▶ [Objective]:
Copy the material below from its first line through the line containing "cell[interactable]: Biên tập viên", keeping every character unchanged.

-- Begin Data for the task --

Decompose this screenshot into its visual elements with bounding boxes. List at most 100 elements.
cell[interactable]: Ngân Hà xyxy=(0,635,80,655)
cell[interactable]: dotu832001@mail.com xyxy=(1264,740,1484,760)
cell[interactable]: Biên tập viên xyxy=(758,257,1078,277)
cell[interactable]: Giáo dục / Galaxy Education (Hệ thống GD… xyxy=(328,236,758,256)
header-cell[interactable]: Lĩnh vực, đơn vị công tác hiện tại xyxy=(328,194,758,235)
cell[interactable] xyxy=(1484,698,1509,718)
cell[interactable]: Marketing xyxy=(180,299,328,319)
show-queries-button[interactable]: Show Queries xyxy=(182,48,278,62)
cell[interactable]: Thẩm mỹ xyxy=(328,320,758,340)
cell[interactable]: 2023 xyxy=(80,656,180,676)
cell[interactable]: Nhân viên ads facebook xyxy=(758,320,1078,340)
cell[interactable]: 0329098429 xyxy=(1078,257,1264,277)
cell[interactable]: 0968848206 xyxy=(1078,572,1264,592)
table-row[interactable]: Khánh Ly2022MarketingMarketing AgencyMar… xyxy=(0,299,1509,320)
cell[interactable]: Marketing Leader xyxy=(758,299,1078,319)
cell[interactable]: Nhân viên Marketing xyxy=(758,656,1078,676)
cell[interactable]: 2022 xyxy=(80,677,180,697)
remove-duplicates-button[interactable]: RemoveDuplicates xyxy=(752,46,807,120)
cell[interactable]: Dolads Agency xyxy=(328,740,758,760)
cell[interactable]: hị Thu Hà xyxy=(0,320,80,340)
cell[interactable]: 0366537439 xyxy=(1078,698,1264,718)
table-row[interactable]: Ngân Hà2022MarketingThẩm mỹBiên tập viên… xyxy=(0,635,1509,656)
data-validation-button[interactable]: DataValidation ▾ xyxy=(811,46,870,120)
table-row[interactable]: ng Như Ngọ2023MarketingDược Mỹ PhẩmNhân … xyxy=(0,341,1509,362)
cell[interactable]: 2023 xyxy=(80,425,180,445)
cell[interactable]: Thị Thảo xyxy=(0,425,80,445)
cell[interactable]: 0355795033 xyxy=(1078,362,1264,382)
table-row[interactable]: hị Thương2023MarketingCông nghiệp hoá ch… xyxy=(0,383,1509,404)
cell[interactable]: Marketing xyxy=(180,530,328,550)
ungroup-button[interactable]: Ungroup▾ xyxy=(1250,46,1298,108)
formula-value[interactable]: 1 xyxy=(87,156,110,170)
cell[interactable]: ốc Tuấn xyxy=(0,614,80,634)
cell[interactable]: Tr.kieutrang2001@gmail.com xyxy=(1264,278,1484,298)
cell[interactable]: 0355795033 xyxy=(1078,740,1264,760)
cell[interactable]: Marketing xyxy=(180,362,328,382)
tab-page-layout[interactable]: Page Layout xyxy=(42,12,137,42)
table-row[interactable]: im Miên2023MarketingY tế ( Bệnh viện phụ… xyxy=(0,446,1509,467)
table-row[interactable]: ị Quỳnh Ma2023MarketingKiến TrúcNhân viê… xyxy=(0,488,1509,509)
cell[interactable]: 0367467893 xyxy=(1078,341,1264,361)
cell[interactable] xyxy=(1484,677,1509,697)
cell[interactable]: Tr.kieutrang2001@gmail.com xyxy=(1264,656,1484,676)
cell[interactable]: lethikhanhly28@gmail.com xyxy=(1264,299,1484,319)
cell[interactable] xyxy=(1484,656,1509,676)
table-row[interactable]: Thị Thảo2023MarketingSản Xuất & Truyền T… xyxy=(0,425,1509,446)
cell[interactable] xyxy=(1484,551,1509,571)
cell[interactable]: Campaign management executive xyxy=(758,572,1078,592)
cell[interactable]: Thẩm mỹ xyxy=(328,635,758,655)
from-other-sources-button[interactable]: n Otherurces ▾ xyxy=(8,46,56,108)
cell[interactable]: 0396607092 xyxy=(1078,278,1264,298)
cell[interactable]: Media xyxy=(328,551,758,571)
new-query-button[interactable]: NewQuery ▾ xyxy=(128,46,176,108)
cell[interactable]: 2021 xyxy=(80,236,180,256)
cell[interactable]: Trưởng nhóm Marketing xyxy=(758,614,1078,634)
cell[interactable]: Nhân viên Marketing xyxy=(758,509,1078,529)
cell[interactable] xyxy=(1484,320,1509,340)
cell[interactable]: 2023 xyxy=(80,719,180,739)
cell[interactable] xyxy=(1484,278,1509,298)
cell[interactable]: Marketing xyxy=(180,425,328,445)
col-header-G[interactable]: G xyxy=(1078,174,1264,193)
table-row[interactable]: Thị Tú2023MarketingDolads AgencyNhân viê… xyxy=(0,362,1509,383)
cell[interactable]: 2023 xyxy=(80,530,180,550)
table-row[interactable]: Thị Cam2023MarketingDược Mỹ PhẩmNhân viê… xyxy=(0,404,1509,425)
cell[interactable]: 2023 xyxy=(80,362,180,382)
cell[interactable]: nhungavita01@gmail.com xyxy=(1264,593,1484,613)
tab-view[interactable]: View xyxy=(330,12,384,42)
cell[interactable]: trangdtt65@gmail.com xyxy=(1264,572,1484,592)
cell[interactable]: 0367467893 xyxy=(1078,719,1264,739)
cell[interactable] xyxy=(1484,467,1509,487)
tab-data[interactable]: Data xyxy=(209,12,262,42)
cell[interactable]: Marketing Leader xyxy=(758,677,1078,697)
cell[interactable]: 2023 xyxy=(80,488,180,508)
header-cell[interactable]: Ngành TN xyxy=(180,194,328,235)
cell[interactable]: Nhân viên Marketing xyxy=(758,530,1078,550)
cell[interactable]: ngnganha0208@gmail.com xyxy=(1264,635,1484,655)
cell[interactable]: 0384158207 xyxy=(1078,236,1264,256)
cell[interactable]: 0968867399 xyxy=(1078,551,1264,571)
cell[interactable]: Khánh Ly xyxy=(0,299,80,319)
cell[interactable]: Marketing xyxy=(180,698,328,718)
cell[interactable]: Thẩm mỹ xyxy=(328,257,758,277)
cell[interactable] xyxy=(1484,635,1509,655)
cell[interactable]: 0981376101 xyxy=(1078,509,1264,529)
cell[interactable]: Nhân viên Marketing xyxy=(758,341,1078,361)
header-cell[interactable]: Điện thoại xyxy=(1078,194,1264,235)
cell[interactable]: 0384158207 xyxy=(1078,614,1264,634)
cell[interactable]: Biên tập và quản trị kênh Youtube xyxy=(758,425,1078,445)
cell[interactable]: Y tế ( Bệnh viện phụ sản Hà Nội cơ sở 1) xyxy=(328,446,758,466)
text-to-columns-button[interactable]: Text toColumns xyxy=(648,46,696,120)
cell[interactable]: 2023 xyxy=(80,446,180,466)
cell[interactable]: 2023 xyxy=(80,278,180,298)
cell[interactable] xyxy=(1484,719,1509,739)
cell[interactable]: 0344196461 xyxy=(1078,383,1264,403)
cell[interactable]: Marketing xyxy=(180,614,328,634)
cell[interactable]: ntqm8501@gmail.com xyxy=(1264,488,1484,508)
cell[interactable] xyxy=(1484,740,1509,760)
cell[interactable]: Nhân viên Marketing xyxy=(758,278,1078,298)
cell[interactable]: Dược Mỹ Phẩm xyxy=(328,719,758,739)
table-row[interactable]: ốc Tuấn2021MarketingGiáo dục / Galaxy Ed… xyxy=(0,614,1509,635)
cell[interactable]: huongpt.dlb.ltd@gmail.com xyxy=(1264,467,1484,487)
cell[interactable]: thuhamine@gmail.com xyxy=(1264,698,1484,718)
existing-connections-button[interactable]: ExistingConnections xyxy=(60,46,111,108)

-- End Data for the task --

▶ [Response below]:
Decompose this screenshot into its visual elements with bounding boxes. List at most 100 elements.
cell[interactable]: Ngân Hà xyxy=(0,635,80,655)
cell[interactable]: dotu832001@mail.com xyxy=(1264,740,1484,760)
cell[interactable]: Biên tập viên xyxy=(758,257,1078,277)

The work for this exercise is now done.